• _TASK PROMPT_
Format every line of the items below as a JSON list of strings, one string per line, leaving out blank lines.

• _DATASET EXCERPTS_
============================================================

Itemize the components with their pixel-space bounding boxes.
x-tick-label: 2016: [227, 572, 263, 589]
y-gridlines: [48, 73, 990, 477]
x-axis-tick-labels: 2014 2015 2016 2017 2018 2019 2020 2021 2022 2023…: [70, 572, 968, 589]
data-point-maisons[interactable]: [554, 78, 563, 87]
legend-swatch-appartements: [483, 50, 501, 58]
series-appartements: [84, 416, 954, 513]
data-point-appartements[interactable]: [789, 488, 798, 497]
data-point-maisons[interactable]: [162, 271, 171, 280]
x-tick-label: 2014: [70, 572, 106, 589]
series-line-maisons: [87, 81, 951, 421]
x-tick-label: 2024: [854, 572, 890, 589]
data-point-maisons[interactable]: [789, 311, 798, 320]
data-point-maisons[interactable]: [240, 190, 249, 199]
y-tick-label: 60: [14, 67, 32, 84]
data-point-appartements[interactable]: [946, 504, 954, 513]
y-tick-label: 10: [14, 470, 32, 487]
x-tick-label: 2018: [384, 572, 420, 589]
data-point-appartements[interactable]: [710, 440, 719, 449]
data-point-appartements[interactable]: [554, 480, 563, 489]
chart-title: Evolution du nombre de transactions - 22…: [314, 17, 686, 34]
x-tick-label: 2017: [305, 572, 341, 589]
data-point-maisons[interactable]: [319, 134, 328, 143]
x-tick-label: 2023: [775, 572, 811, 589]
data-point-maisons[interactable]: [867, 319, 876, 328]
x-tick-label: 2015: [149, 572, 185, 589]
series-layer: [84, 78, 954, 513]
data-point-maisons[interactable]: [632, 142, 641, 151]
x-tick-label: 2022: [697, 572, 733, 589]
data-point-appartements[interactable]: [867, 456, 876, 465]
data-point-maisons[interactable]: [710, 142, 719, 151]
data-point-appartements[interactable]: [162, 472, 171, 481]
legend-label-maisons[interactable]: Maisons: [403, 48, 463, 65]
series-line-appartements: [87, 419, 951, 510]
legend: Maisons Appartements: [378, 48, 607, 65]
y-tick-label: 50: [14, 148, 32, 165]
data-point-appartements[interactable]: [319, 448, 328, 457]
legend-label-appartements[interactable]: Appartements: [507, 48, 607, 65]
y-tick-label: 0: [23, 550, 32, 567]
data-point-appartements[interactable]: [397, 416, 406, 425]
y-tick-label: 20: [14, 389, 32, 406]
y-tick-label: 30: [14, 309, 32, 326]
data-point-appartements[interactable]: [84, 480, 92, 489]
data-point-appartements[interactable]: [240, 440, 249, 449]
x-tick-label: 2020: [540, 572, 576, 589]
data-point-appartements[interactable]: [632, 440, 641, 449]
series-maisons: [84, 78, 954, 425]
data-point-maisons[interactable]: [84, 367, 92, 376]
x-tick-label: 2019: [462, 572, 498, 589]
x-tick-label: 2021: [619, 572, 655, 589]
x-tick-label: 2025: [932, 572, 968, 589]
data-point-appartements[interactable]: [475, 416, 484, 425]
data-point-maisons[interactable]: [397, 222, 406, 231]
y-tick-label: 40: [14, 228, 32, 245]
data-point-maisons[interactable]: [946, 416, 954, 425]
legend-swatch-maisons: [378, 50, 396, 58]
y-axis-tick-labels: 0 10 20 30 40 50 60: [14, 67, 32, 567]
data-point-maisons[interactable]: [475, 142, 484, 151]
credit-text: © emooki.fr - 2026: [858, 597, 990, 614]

============================================================

• _WORKED ANSWER_
[
  "Itemize the components with their pixel-space bounding boxes.",
  "x-tick-label: 2016: [227, 572, 263, 589]",
  "y-gridlines: [48, 73, 990, 477]",
  "x-axis-tick-labels: 2014 2015 2016 2017 2018 2019 2020 2021 2022 2023…: [70, 572, 968, 589]",
  "data-point-maisons[interactable]: [554, 78, 563, 87]",
  "legend-swatch-appartements: [483, 50, 501, 58]",
  "series-appartements: [84, 416, 954, 513]",
  "data-point-appartements[interactable]: [789, 488, 798, 497]",
  "data-point-maisons[interactable]: [162, 271, 171, 280]",
  "x-tick-label: 2014: [70, 572, 106, 589]",
  "series-line-maisons: [87, 81, 951, 421]",
  "x-tick-label: 2024: [854, 572, 890, 589]",
  "data-point-maisons[interactable]: [789, 311, 798, 320]",
  "data-point-maisons[interactable]: [240, 190, 249, 199]",
  "y-tick-label: 60: [14, 67, 32, 84]",
  "data-point-appartements[interactable]: [946, 504, 954, 513]",
  "y-tick-label: 10: [14, 470, 32, 487]",
  "x-tick-label: 2018: [384, 572, 420, 589]",
  "data-point-appartements[interactable]: [710, 440, 719, 449]",
  "data-point-appartements[interactable]: [554, 480, 563, 489]",
  "chart-title: Evolution du nombre de transactions - 22…: [314, 17, 686, 34]",
  "x-tick-label: 2017: [305, 572, 341, 589]",
  "data-point-maisons[interactable]: [319, 134, 328, 143]",
  "x-tick-label: 2023: [775, 572, 811, 589]",
  "data-point-maisons[interactable]: [867, 319, 876, 328]",
  "x-tick-label: 2015: [149, 572, 185, 589]",
  "series-layer: [84, 78, 954, 513]",
  "data-point-maisons[interactable]: [632, 142, 641, 151]",
  "x-tick-label: 2022: [697, 572, 733, 589]",
  "data-point-appartements[interactable]: [867, 456, 876, 465]",
  "data-point-maisons[interactable]: [710, 142, 719, 151]",
  "data-point-appartements[interactable]: [162, 472, 171, 481]",
  "legend-label-maisons[interactable]: Maisons: [403, 48, 463, 65]",
  "series-line-appartements: [87, 419, 951, 510]",
  "legend: Maisons Appartements: [378, 48, 607, 65]",
  "y-tick-label: 50: [14, 148, 32, 165]",
  "data-point-appartements[interactable]: [319, 448, 328, 457]",
  "legend-label-appartements[interactable]: Appartements: [507, 48, 607, 65]",
  "y-tick-label: 0: [23, 550, 32, 567]",
  "data-point-appartements[interactable]: [397, 416, 406, 425]",
  "y-tick-label: 20: [14, 389, 32, 406]",
  "y-tick-label: 30: [14, 309, 32, 326]",
  "data-point-appartements[interactable]: [84, 480, 92, 489]",
  "data-point-appartements[interactable]: [240, 440, 249, 449]",
  "x-tick-label: 2020: [540, 572, 576, 589]",
  "data-point-appartements[interactable]: [632, 440, 641, 449]",
  "series-maisons: [84, 78, 954, 425]",
  "data-point-maisons[interactable]: [84, 367, 92, 376]",
  "x-tick-label: 2019: [462, 572, 498, 589]",
  "x-tick-label: 2021: [619, 572, 655, 589]",
  "x-tick-label: 2025: [932, 572, 968, 589]",
  "data-point-appartements[interactable]: [475, 416, 484, 425]",
  "data-point-maisons[interactable]: [397, 222, 406, 231]",
  "y-tick-label: 40: [14, 228, 32, 245]",
  "data-point-maisons[interactable]: [946, 416, 954, 425]",
  "legend-swatch-maisons: [378, 50, 396, 58]",
  "y-axis-tick-labels: 0 10 20 30 40 50 60: [14, 67, 32, 567]",
  "data-point-maisons[interactable]: [475, 142, 484, 151]",
  "credit-text: © emooki.fr - 2026: [858, 597, 990, 614]"
]